● **Goal of the exercise**: Extract all data as written.

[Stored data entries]
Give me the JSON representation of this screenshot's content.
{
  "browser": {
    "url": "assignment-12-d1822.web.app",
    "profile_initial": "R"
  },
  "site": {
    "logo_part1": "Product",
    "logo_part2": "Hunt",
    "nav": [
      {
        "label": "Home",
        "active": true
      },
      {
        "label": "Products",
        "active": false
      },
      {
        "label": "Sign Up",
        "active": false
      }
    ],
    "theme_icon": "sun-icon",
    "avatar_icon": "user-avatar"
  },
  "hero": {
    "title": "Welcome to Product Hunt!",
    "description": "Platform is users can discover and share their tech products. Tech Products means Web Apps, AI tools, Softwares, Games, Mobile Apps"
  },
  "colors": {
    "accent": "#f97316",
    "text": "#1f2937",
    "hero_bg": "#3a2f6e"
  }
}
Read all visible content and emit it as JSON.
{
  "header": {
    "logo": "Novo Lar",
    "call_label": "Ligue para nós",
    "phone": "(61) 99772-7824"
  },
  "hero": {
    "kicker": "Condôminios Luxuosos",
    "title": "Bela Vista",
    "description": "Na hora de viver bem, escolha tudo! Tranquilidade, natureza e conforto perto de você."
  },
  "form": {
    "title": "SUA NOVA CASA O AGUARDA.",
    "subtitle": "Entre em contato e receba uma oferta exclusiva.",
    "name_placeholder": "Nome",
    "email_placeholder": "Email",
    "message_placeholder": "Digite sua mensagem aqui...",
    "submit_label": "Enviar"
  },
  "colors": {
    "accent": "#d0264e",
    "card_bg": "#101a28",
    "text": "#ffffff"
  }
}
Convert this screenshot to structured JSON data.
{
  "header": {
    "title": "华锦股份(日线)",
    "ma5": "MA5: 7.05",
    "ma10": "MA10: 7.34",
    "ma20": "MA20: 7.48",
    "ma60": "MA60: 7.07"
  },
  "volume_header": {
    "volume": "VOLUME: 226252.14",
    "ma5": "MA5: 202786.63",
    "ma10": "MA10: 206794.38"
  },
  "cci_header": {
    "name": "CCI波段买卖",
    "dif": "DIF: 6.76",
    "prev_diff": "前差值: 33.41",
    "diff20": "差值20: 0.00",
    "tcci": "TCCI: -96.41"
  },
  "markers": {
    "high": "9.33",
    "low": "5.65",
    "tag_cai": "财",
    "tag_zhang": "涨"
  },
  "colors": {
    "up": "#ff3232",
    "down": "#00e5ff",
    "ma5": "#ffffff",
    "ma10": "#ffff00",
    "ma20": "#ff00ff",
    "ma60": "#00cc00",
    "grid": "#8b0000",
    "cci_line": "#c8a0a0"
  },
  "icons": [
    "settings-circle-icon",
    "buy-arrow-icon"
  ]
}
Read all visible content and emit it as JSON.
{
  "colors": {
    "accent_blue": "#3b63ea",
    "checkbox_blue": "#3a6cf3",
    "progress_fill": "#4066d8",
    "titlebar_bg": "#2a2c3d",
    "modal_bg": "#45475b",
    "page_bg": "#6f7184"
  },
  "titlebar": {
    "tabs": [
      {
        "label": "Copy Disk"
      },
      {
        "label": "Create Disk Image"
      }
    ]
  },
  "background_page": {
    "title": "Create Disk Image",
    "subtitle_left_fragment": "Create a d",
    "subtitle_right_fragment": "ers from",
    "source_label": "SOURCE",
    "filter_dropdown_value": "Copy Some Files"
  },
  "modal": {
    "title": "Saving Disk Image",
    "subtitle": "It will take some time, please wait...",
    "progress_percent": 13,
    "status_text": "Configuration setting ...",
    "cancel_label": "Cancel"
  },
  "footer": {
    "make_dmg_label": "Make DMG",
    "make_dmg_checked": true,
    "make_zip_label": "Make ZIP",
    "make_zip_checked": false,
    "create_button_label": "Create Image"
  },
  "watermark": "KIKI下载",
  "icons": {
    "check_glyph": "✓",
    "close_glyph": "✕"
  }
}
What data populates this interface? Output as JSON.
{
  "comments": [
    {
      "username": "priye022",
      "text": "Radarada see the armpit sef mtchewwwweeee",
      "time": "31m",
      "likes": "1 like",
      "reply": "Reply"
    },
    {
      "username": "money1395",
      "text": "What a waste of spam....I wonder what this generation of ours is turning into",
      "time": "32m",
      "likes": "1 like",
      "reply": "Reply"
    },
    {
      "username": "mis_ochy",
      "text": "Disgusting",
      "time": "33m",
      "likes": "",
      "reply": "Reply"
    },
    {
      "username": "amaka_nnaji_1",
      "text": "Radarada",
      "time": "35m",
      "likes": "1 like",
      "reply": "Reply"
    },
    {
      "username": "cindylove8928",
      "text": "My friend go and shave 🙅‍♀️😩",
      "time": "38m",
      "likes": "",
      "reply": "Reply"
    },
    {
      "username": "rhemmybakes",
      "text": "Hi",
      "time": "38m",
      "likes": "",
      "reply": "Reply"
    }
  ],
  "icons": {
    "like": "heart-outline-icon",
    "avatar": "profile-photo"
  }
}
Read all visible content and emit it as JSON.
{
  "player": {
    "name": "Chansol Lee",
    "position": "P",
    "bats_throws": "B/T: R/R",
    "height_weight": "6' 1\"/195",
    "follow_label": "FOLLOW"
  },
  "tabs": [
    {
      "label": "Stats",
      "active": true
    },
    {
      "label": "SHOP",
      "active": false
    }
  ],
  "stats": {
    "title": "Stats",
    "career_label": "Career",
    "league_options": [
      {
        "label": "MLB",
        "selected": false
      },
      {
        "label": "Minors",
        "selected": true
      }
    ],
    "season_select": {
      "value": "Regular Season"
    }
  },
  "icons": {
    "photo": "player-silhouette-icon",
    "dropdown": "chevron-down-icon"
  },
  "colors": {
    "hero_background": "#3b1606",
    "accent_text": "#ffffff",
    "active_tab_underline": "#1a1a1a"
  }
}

● **Answer below**:
Give me the JSON representation of this screenshot's content.
{
  "browser": {
    "url": "assignment-12-d1822.web.app",
    "profile_initial": "R"
  },
  "site": {
    "logo_part1": "Product",
    "logo_part2": "Hunt",
    "nav": [
      {
        "label": "Home",
        "active": true
      },
      {
        "label": "Products",
        "active": false
      },
      {
        "label": "Sign Up",
        "active": false
      }
    ],
    "theme_icon": "sun-icon",
    "avatar_icon": "user-avatar"
  },
  "hero": {
    "title": "Welcome to Product Hunt!",
    "description": "Platform is users can discover and share their tech products. Tech Products means Web Apps, AI tools, Softwares, Games, Mobile Apps"
  },
  "colors": {
    "accent": "#f97316",
    "text": "#1f2937",
    "hero_bg": "#3a2f6e"
  }
}
Read all visible content and emit it as JSON.
{
  "header": {
    "logo": "Novo Lar",
    "call_label": "Ligue para nós",
    "phone": "(61) 99772-7824"
  },
  "hero": {
    "kicker": "Condôminios Luxuosos",
    "title": "Bela Vista",
    "description": "Na hora de viver bem, escolha tudo! Tranquilidade, natureza e conforto perto de você."
  },
  "form": {
    "title": "SUA NOVA CASA O AGUARDA.",
    "subtitle": "Entre em contato e receba uma oferta exclusiva.",
    "name_placeholder": "Nome",
    "email_placeholder": "Email",
    "message_placeholder": "Digite sua mensagem aqui...",
    "submit_label": "Enviar"
  },
  "colors": {
    "accent": "#d0264e",
    "card_bg": "#101a28",
    "text": "#ffffff"
  }
}
Convert this screenshot to structured JSON data.
{
  "header": {
    "title": "华锦股份(日线)",
    "ma5": "MA5: 7.05",
    "ma10": "MA10: 7.34",
    "ma20": "MA20: 7.48",
    "ma60": "MA60: 7.07"
  },
  "volume_header": {
    "volume": "VOLUME: 226252.14",
    "ma5": "MA5: 202786.63",
    "ma10": "MA10: 206794.38"
  },
  "cci_header": {
    "name": "CCI波段买卖",
    "dif": "DIF: 6.76",
    "prev_diff": "前差值: 33.41",
    "diff20": "差值20: 0.00",
    "tcci": "TCCI: -96.41"
  },
  "markers": {
    "high": "9.33",
    "low": "5.65",
    "tag_cai": "财",
    "tag_zhang": "涨"
  },
  "colors": {
    "up": "#ff3232",
    "down": "#00e5ff",
    "ma5": "#ffffff",
    "ma10": "#ffff00",
    "ma20": "#ff00ff",
    "ma60": "#00cc00",
    "grid": "#8b0000",
    "cci_line": "#c8a0a0"
  },
  "icons": [
    "settings-circle-icon",
    "buy-arrow-icon"
  ]
}
Read all visible content and emit it as JSON.
{
  "colors": {
    "accent_blue": "#3b63ea",
    "checkbox_blue": "#3a6cf3",
    "progress_fill": "#4066d8",
    "titlebar_bg": "#2a2c3d",
    "modal_bg": "#45475b",
    "page_bg": "#6f7184"
  },
  "titlebar": {
    "tabs": [
      {
        "label": "Copy Disk"
      },
      {
        "label": "Create Disk Image"
      }
    ]
  },
  "background_page": {
    "title": "Create Disk Image",
    "subtitle_left_fragment": "Create a d",
    "subtitle_right_fragment": "ers from",
    "source_label": "SOURCE",
    "filter_dropdown_value": "Copy Some Files"
  },
  "modal": {
    "title": "Saving Disk Image",
    "subtitle": "It will take some time, please wait...",
    "progress_percent": 13,
    "status_text": "Configuration setting ...",
    "cancel_label": "Cancel"
  },
  "footer": {
    "make_dmg_label": "Make DMG",
    "make_dmg_checked": true,
    "make_zip_label": "Make ZIP",
    "make_zip_checked": false,
    "create_button_label": "Create Image"
  },
  "watermark": "KIKI下载",
  "icons": {
    "check_glyph": "✓",
    "close_glyph": "✕"
  }
}
What data populates this interface? Output as JSON.
{
  "comments": [
    {
      "username": "priye022",
      "text": "Radarada see the armpit sef mtchewwwweeee",
      "time": "31m",
      "likes": "1 like",
      "reply": "Reply"
    },
    {
      "username": "money1395",
      "text": "What a waste of spam....I wonder what this generation of ours is turning into",
      "time": "32m",
      "likes": "1 like",
      "reply": "Reply"
    },
    {
      "username": "mis_ochy",
      "text": "Disgusting",
      "time": "33m",
      "likes": "",
      "reply": "Reply"
    },
    {
      "username": "amaka_nnaji_1",
      "text": "Radarada",
      "time": "35m",
      "likes": "1 like",
      "reply": "Reply"
    },
    {
      "username": "cindylove8928",
      "text": "My friend go and shave 🙅‍♀️😩",
      "time": "38m",
      "likes": "",
      "reply": "Reply"
    },
    {
      "username": "rhemmybakes",
      "text": "Hi",
      "time": "38m",
      "likes": "",
      "reply": "Reply"
    }
  ],
  "icons": {
    "like": "heart-outline-icon",
    "avatar": "profile-photo"
  }
}
Read all visible content and emit it as JSON.
{
  "player": {
    "name": "Chansol Lee",
    "position": "P",
    "bats_throws": "B/T: R/R",
    "height_weight": "6' 1\"/195",
    "follow_label": "FOLLOW"
  },
  "tabs": [
    {
      "label": "Stats",
      "active": true
    },
    {
      "label": "SHOP",
      "active": false
    }
  ],
  "stats": {
    "title": "Stats",
    "career_label": "Career",
    "league_options": [
      {
        "label": "MLB",
        "selected": false
      },
      {
        "label": "Minors",
        "selected": true
      }
    ],
    "season_select": {
      "value": "Regular Season"
    }
  },
  "icons": {
    "photo": "player-silhouette-icon",
    "dropdown": "chevron-down-icon"
  },
  "colors": {
    "hero_background": "#3b1606",
    "accent_text": "#ffffff",
    "active_tab_underline": "#1a1a1a"
  }
}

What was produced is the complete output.